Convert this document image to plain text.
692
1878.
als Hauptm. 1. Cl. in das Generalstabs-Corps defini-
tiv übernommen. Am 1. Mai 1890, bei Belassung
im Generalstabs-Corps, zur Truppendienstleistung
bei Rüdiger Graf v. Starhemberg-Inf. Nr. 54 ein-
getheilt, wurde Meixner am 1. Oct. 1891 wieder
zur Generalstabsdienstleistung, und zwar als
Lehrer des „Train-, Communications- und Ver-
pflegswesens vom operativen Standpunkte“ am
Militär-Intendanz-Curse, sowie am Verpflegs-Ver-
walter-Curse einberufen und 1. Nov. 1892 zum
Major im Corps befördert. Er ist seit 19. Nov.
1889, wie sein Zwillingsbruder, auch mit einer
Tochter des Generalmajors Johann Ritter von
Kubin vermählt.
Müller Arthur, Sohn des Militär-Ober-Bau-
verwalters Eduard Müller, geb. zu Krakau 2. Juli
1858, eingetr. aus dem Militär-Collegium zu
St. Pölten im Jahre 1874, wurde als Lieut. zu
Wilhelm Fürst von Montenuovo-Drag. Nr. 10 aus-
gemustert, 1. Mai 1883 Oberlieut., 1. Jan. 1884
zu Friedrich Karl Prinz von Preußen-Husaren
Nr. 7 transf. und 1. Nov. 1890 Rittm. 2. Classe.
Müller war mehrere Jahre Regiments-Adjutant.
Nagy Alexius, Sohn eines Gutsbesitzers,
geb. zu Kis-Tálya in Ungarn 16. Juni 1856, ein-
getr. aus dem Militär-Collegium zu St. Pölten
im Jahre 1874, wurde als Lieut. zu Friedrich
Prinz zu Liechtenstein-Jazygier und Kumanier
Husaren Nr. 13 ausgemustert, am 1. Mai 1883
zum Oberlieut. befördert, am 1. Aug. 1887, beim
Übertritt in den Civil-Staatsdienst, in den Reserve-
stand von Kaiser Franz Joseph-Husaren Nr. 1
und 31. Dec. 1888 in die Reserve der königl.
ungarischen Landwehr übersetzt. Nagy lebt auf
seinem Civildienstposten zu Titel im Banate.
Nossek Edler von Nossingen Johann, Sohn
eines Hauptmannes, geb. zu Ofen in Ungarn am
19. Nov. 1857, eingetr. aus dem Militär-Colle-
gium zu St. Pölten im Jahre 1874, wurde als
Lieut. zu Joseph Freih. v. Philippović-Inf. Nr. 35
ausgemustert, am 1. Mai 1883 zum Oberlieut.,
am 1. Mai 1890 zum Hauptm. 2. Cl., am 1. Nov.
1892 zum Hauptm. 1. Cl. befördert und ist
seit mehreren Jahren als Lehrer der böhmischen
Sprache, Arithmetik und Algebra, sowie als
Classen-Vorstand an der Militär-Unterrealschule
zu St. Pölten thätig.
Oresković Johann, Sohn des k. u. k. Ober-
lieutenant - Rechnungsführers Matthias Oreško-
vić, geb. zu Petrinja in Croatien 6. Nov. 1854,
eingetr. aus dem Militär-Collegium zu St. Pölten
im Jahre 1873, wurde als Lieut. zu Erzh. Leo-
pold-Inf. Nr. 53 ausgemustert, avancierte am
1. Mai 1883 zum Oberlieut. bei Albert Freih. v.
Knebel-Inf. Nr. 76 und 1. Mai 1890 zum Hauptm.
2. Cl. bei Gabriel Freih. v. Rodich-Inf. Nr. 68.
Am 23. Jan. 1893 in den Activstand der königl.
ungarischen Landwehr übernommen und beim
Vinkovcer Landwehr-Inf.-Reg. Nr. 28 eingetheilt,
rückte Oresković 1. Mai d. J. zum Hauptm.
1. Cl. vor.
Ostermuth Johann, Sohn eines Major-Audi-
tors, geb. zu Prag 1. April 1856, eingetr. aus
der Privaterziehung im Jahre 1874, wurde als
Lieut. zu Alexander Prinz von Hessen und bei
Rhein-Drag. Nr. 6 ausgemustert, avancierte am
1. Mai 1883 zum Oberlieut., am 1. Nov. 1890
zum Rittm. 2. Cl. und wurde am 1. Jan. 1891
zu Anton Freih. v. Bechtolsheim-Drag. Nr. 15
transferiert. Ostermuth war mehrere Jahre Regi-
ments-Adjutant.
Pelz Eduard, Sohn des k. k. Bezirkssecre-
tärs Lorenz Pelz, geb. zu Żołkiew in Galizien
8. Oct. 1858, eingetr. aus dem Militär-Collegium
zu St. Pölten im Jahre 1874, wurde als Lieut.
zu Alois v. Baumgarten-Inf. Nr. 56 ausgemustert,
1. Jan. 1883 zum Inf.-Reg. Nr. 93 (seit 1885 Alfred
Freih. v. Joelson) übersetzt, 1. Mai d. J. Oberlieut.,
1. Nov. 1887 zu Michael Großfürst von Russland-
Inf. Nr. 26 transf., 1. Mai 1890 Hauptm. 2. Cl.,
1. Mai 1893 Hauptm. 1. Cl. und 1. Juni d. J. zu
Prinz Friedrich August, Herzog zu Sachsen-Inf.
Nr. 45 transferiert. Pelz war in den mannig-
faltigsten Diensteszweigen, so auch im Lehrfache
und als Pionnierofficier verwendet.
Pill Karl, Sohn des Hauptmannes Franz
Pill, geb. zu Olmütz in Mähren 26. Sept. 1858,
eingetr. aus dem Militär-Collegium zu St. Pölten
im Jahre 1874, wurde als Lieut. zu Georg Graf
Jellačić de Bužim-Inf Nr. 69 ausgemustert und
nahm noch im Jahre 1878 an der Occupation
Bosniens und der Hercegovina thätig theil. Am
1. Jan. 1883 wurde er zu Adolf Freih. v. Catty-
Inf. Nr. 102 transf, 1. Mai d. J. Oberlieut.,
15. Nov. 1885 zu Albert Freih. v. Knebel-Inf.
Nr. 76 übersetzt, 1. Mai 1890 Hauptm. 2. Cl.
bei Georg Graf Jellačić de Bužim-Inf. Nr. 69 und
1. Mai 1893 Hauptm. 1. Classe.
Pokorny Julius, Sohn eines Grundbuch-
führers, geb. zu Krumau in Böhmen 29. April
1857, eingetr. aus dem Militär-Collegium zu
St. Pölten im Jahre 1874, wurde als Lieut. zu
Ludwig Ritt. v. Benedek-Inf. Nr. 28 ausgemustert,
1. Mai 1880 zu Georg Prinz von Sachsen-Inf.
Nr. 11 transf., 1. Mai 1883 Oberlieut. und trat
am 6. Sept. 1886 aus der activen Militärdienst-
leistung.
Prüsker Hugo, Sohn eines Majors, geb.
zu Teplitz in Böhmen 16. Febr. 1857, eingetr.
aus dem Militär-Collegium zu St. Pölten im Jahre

_WORK REQUIRED_
Return the full listing, character for character.

_WRITTEN SOLUTION_
Convert this document image to plain text.
692
1878.
als Hauptm. 1. Cl. in das Generalstabs-Corps defini-
tiv übernommen. Am 1. Mai 1890, bei Belassung
im Generalstabs-Corps, zur Truppendienstleistung
bei Rüdiger Graf v. Starhemberg-Inf. Nr. 54 ein-
getheilt, wurde Meixner am 1. Oct. 1891 wieder
zur Generalstabsdienstleistung, und zwar als
Lehrer des „Train-, Communications- und Ver-
pflegswesens vom operativen Standpunkte“ am
Militär-Intendanz-Curse, sowie am Verpflegs-Ver-
walter-Curse einberufen und 1. Nov. 1892 zum
Major im Corps befördert. Er ist seit 19. Nov.
1889, wie sein Zwillingsbruder, auch mit einer
Tochter des Generalmajors Johann Ritter von
Kubin vermählt.
Müller Arthur, Sohn des Militär-Ober-Bau-
verwalters Eduard Müller, geb. zu Krakau 2. Juli
1858, eingetr. aus dem Militär-Collegium zu
St. Pölten im Jahre 1874, wurde als Lieut. zu
Wilhelm Fürst von Montenuovo-Drag. Nr. 10 aus-
gemustert, 1. Mai 1883 Oberlieut., 1. Jan. 1884
zu Friedrich Karl Prinz von Preußen-Husaren
Nr. 7 transf. und 1. Nov. 1890 Rittm. 2. Classe.
Müller war mehrere Jahre Regiments-Adjutant.
Nagy Alexius, Sohn eines Gutsbesitzers,
geb. zu Kis-Tálya in Ungarn 16. Juni 1856, ein-
getr. aus dem Militär-Collegium zu St. Pölten
im Jahre 1874, wurde als Lieut. zu Friedrich
Prinz zu Liechtenstein-Jazygier und Kumanier
Husaren Nr. 13 ausgemustert, am 1. Mai 1883
zum Oberlieut. befördert, am 1. Aug. 1887, beim
Übertritt in den Civil-Staatsdienst, in den Reserve-
stand von Kaiser Franz Joseph-Husaren Nr. 1
und 31. Dec. 1888 in die Reserve der königl.
ungarischen Landwehr übersetzt. Nagy lebt auf
seinem Civildienstposten zu Titel im Banate.
Nossek Edler von Nossingen Johann, Sohn
eines Hauptmannes, geb. zu Ofen in Ungarn am
19. Nov. 1857, eingetr. aus dem Militär-Colle-
gium zu St. Pölten im Jahre 1874, wurde als
Lieut. zu Joseph Freih. v. Philippović-Inf. Nr. 35
ausgemustert, am 1. Mai 1883 zum Oberlieut.,
am 1. Mai 1890 zum Hauptm. 2. Cl., am 1. Nov.
1892 zum Hauptm. 1. Cl. befördert und ist
seit mehreren Jahren als Lehrer der böhmischen
Sprache, Arithmetik und Algebra, sowie als
Classen-Vorstand an der Militär-Unterrealschule
zu St. Pölten thätig.
Oresković Johann, Sohn des k. u. k. Ober-
lieutenant - Rechnungsführers Matthias Oreško-
vić, geb. zu Petrinja in Croatien 6. Nov. 1854,
eingetr. aus dem Militär-Collegium zu St. Pölten
im Jahre 1873, wurde als Lieut. zu Erzh. Leo-
pold-Inf. Nr. 53 ausgemustert, avancierte am
1. Mai 1883 zum Oberlieut. bei Albert Freih. v.
Knebel-Inf. Nr. 76 und 1. Mai 1890 zum Hauptm.
2. Cl. bei Gabriel Freih. v. Rodich-Inf. Nr. 68.
Am 23. Jan. 1893 in den Activstand der königl.
ungarischen Landwehr übernommen und beim
Vinkovcer Landwehr-Inf.-Reg. Nr. 28 eingetheilt,
rückte Oresković 1. Mai d. J. zum Hauptm.
1. Cl. vor.
Ostermuth Johann, Sohn eines Major-Audi-
tors, geb. zu Prag 1. April 1856, eingetr. aus
der Privaterziehung im Jahre 1874, wurde als
Lieut. zu Alexander Prinz von Hessen und bei
Rhein-Drag. Nr. 6 ausgemustert, avancierte am
1. Mai 1883 zum Oberlieut., am 1. Nov. 1890
zum Rittm. 2. Cl. und wurde am 1. Jan. 1891
zu Anton Freih. v. Bechtolsheim-Drag. Nr. 15
transferiert. Ostermuth war mehrere Jahre Regi-
ments-Adjutant.
Pelz Eduard, Sohn des k. k. Bezirkssecre-
tärs Lorenz Pelz, geb. zu Żołkiew in Galizien
8. Oct. 1858, eingetr. aus dem Militär-Collegium
zu St. Pölten im Jahre 1874, wurde als Lieut.
zu Alois v. Baumgarten-Inf. Nr. 56 ausgemustert,
1. Jan. 1883 zum Inf.-Reg. Nr. 93 (seit 1885 Alfred
Freih. v. Joelson) übersetzt, 1. Mai d. J. Oberlieut.,
1. Nov. 1887 zu Michael Großfürst von Russland-
Inf. Nr. 26 transf., 1. Mai 1890 Hauptm. 2. Cl.,
1. Mai 1893 Hauptm. 1. Cl. und 1. Juni d. J. zu
Prinz Friedrich August, Herzog zu Sachsen-Inf.
Nr. 45 transferiert. Pelz war in den mannig-
faltigsten Diensteszweigen, so auch im Lehrfache
und als Pionnierofficier verwendet.
Pill Karl, Sohn des Hauptmannes Franz
Pill, geb. zu Olmütz in Mähren 26. Sept. 1858,
eingetr. aus dem Militär-Collegium zu St. Pölten
im Jahre 1874, wurde als Lieut. zu Georg Graf
Jellačić de Bužim-Inf Nr. 69 ausgemustert und
nahm noch im Jahre 1878 an der Occupation
Bosniens und der Hercegovina thätig theil. Am
1. Jan. 1883 wurde er zu Adolf Freih. v. Catty-
Inf. Nr. 102 transf, 1. Mai d. J. Oberlieut.,
15. Nov. 1885 zu Albert Freih. v. Knebel-Inf.
Nr. 76 übersetzt, 1. Mai 1890 Hauptm. 2. Cl.
bei Georg Graf Jellačić de Bužim-Inf. Nr. 69 und
1. Mai 1893 Hauptm. 1. Classe.
Pokorny Julius, Sohn eines Grundbuch-
führers, geb. zu Krumau in Böhmen 29. April
1857, eingetr. aus dem Militär-Collegium zu
St. Pölten im Jahre 1874, wurde als Lieut. zu
Ludwig Ritt. v. Benedek-Inf. Nr. 28 ausgemustert,
1. Mai 1880 zu Georg Prinz von Sachsen-Inf.
Nr. 11 transf., 1. Mai 1883 Oberlieut. und trat
am 6. Sept. 1886 aus der activen Militärdienst-
leistung.
Prüsker Hugo, Sohn eines Majors, geb.
zu Teplitz in Böhmen 16. Febr. 1857, eingetr.
aus dem Militär-Collegium zu St. Pölten im Jahre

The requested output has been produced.